SHORT PROBLEM: The records below are to be repeated in full, exactly as they are.

MATERIALS PROVIDED:
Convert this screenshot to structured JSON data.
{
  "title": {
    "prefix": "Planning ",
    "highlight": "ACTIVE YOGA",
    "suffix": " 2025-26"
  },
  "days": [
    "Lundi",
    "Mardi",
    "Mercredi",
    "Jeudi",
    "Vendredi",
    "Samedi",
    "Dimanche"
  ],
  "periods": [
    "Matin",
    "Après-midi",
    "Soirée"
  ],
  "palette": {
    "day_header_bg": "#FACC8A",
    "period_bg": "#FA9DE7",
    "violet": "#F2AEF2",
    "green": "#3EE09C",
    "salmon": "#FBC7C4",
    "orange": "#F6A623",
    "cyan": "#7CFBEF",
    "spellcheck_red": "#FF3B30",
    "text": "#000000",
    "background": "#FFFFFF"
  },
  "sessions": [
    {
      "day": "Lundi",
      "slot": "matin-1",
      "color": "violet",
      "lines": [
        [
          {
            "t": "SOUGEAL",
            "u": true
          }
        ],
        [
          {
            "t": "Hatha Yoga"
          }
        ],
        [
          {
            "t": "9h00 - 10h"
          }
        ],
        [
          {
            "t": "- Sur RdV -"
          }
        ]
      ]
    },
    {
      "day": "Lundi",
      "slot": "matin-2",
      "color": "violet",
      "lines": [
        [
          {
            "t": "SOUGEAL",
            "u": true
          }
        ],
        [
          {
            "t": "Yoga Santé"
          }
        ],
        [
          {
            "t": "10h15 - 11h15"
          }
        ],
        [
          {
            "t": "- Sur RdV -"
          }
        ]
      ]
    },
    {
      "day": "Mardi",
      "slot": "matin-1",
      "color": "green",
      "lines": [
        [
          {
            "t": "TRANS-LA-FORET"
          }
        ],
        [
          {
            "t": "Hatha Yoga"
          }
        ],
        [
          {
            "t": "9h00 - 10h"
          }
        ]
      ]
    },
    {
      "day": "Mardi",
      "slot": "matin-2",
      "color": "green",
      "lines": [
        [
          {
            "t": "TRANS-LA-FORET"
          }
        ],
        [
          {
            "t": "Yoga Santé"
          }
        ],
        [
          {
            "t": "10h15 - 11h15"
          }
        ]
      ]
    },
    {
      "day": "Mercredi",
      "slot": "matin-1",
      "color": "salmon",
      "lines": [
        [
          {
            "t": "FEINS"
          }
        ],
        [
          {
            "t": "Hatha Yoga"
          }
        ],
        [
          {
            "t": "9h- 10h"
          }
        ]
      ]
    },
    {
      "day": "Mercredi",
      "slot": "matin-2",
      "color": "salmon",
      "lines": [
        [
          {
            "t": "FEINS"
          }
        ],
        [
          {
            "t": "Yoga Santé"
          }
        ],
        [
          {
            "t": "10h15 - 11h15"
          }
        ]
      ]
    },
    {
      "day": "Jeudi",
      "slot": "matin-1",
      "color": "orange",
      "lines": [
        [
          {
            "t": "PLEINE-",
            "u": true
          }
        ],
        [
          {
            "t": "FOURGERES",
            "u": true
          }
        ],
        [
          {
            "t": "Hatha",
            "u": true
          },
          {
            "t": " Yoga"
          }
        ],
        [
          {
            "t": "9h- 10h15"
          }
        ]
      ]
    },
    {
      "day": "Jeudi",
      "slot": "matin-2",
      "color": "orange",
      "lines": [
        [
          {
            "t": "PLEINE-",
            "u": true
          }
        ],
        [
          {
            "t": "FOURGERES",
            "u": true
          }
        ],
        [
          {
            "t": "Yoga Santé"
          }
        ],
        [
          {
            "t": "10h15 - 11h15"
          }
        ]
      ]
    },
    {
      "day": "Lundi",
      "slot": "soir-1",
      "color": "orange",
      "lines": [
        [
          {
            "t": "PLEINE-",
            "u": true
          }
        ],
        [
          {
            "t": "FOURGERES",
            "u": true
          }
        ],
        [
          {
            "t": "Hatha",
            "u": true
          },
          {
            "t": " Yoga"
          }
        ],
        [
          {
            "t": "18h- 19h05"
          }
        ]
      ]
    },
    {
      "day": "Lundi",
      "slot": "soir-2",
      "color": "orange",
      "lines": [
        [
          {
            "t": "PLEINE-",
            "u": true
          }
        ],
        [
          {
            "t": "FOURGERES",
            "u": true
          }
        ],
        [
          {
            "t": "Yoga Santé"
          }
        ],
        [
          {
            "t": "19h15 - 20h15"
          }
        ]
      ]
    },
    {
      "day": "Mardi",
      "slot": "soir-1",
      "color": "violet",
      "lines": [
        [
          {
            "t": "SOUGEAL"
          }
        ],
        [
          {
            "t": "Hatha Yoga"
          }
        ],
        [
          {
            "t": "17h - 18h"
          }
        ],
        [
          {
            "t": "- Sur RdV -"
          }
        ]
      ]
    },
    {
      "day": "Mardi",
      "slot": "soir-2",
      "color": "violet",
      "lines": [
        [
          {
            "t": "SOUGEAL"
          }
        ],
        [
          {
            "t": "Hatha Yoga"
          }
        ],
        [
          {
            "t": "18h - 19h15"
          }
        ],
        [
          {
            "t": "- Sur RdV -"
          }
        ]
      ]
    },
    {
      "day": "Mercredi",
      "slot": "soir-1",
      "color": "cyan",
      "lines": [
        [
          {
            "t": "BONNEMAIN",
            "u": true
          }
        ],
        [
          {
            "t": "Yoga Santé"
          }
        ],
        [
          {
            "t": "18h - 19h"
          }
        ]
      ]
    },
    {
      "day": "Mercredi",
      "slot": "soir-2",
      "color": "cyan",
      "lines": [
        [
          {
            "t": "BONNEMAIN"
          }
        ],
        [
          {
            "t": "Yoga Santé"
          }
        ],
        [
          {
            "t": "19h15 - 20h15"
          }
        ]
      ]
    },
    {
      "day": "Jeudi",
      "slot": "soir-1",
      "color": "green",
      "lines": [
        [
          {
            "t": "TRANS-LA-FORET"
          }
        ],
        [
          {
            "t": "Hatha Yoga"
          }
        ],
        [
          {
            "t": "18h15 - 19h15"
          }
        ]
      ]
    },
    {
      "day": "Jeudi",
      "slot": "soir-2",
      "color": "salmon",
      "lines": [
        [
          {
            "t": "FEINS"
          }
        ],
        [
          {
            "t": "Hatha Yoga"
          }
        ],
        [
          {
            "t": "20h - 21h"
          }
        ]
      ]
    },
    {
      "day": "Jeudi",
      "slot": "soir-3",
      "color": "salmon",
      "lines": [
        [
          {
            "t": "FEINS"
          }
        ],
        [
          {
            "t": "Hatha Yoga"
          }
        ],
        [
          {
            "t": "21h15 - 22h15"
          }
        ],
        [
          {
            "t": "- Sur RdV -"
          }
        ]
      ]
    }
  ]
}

RESULT:
Convert this screenshot to structured JSON data.
{
  "title": {
    "prefix": "Planning ",
    "highlight": "ACTIVE YOGA",
    "suffix": " 2025-26"
  },
  "days": [
    "Lundi",
    "Mardi",
    "Mercredi",
    "Jeudi",
    "Vendredi",
    "Samedi",
    "Dimanche"
  ],
  "periods": [
    "Matin",
    "Après-midi",
    "Soirée"
  ],
  "palette": {
    "day_header_bg": "#FACC8A",
    "period_bg": "#FA9DE7",
    "violet": "#F2AEF2",
    "green": "#3EE09C",
    "salmon": "#FBC7C4",
    "orange": "#F6A623",
    "cyan": "#7CFBEF",
    "spellcheck_red": "#FF3B30",
    "text": "#000000",
    "background": "#FFFFFF"
  },
  "sessions": [
    {
      "day": "Lundi",
      "slot": "matin-1",
      "color": "violet",
      "lines": [
        [
          {
            "t": "SOUGEAL",
            "u": true
          }
        ],
        [
          {
            "t": "Hatha Yoga"
          }
        ],
        [
          {
            "t": "9h00 - 10h"
          }
        ],
        [
          {
            "t": "- Sur RdV -"
          }
        ]
      ]
    },
    {
      "day": "Lundi",
      "slot": "matin-2",
      "color": "violet",
      "lines": [
        [
          {
            "t": "SOUGEAL",
            "u": true
          }
        ],
        [
          {
            "t": "Yoga Santé"
          }
        ],
        [
          {
            "t": "10h15 - 11h15"
          }
        ],
        [
          {
            "t": "- Sur RdV -"
          }
        ]
      ]
    },
    {
      "day": "Mardi",
      "slot": "matin-1",
      "color": "green",
      "lines": [
        [
          {
            "t": "TRANS-LA-FORET"
          }
        ],
        [
          {
            "t": "Hatha Yoga"
          }
        ],
        [
          {
            "t": "9h00 - 10h"
          }
        ]
      ]
    },
    {
      "day": "Mardi",
      "slot": "matin-2",
      "color": "green",
      "lines": [
        [
          {
            "t": "TRANS-LA-FORET"
          }
        ],
        [
          {
            "t": "Yoga Santé"
          }
        ],
        [
          {
            "t": "10h15 - 11h15"
          }
        ]
      ]
    },
    {
      "day": "Mercredi",
      "slot": "matin-1",
      "color": "salmon",
      "lines": [
        [
          {
            "t": "FEINS"
          }
        ],
        [
          {
            "t": "Hatha Yoga"
          }
        ],
        [
          {
            "t": "9h- 10h"
          }
        ]
      ]
    },
    {
      "day": "Mercredi",
      "slot": "matin-2",
      "color": "salmon",
      "lines": [
        [
          {
            "t": "FEINS"
          }
        ],
        [
          {
            "t": "Yoga Santé"
          }
        ],
        [
          {
            "t": "10h15 - 11h15"
          }
        ]
      ]
    },
    {
      "day": "Jeudi",
      "slot": "matin-1",
      "color": "orange",
      "lines": [
        [
          {
            "t": "PLEINE-",
            "u": true
          }
        ],
        [
          {
            "t": "FOURGERES",
            "u": true
          }
        ],
        [
          {
            "t": "Hatha",
            "u": true
          },
          {
            "t": " Yoga"
          }
        ],
        [
          {
            "t": "9h- 10h15"
          }
        ]
      ]
    },
    {
      "day": "Jeudi",
      "slot": "matin-2",
      "color": "orange",
      "lines": [
        [
          {
            "t": "PLEINE-",
            "u": true
          }
        ],
        [
          {
            "t": "FOURGERES",
            "u": true
          }
        ],
        [
          {
            "t": "Yoga Santé"
          }
        ],
        [
          {
            "t": "10h15 - 11h15"
          }
        ]
      ]
    },
    {
      "day": "Lundi",
      "slot": "soir-1",
      "color": "orange",
      "lines": [
        [
          {
            "t": "PLEINE-",
            "u": true
          }
        ],
        [
          {
            "t": "FOURGERES",
            "u": true
          }
        ],
        [
          {
            "t": "Hatha",
            "u": true
          },
          {
            "t": " Yoga"
          }
        ],
        [
          {
            "t": "18h- 19h05"
          }
        ]
      ]
    },
    {
      "day": "Lundi",
      "slot": "soir-2",
      "color": "orange",
      "lines": [
        [
          {
            "t": "PLEINE-",
            "u": true
          }
        ],
        [
          {
            "t": "FOURGERES",
            "u": true
          }
        ],
        [
          {
            "t": "Yoga Santé"
          }
        ],
        [
          {
            "t": "19h15 - 20h15"
          }
        ]
      ]
    },
    {
      "day": "Mardi",
      "slot": "soir-1",
      "color": "violet",
      "lines": [
        [
          {
            "t": "SOUGEAL"
          }
        ],
        [
          {
            "t": "Hatha Yoga"
          }
        ],
        [
          {
            "t": "17h - 18h"
          }
        ],
        [
          {
            "t": "- Sur RdV -"
          }
        ]
      ]
    },
    {
      "day": "Mardi",
      "slot": "soir-2",
      "color": "violet",
      "lines": [
        [
          {
            "t": "SOUGEAL"
          }
        ],
        [
          {
            "t": "Hatha Yoga"
          }
        ],
        [
          {
            "t": "18h - 19h15"
          }
        ],
        [
          {
            "t": "- Sur RdV -"
          }
        ]
      ]
    },
    {
      "day": "Mercredi",
      "slot": "soir-1",
      "color": "cyan",
      "lines": [
        [
          {
            "t": "BONNEMAIN",
            "u": true
          }
        ],
        [
          {
            "t": "Yoga Santé"
          }
        ],
        [
          {
            "t": "18h - 19h"
          }
        ]
      ]
    },
    {
      "day": "Mercredi",
      "slot": "soir-2",
      "color": "cyan",
      "lines": [
        [
          {
            "t": "BONNEMAIN"
          }
        ],
        [
          {
            "t": "Yoga Santé"
          }
        ],
        [
          {
            "t": "19h15 - 20h15"
          }
        ]
      ]
    },
    {
      "day": "Jeudi",
      "slot": "soir-1",
      "color": "green",
      "lines": [
        [
          {
            "t": "TRANS-LA-FORET"
          }
        ],
        [
          {
            "t": "Hatha Yoga"
          }
        ],
        [
          {
            "t": "18h15 - 19h15"
          }
        ]
      ]
    },
    {
      "day": "Jeudi",
      "slot": "soir-2",
      "color": "salmon",
      "lines": [
        [
          {
            "t": "FEINS"
          }
        ],
        [
          {
            "t": "Hatha Yoga"
          }
        ],
        [
          {
            "t": "20h - 21h"
          }
        ]
      ]
    },
    {
      "day": "Jeudi",
      "slot": "soir-3",
      "color": "salmon",
      "lines": [
        [
          {
            "t": "FEINS"
          }
        ],
        [
          {
            "t": "Hatha Yoga"
          }
        ],
        [
          {
            "t": "21h15 - 22h15"
          }
        ],
        [
          {
            "t": "- Sur RdV -"
          }
        ]
      ]
    }
  ]
}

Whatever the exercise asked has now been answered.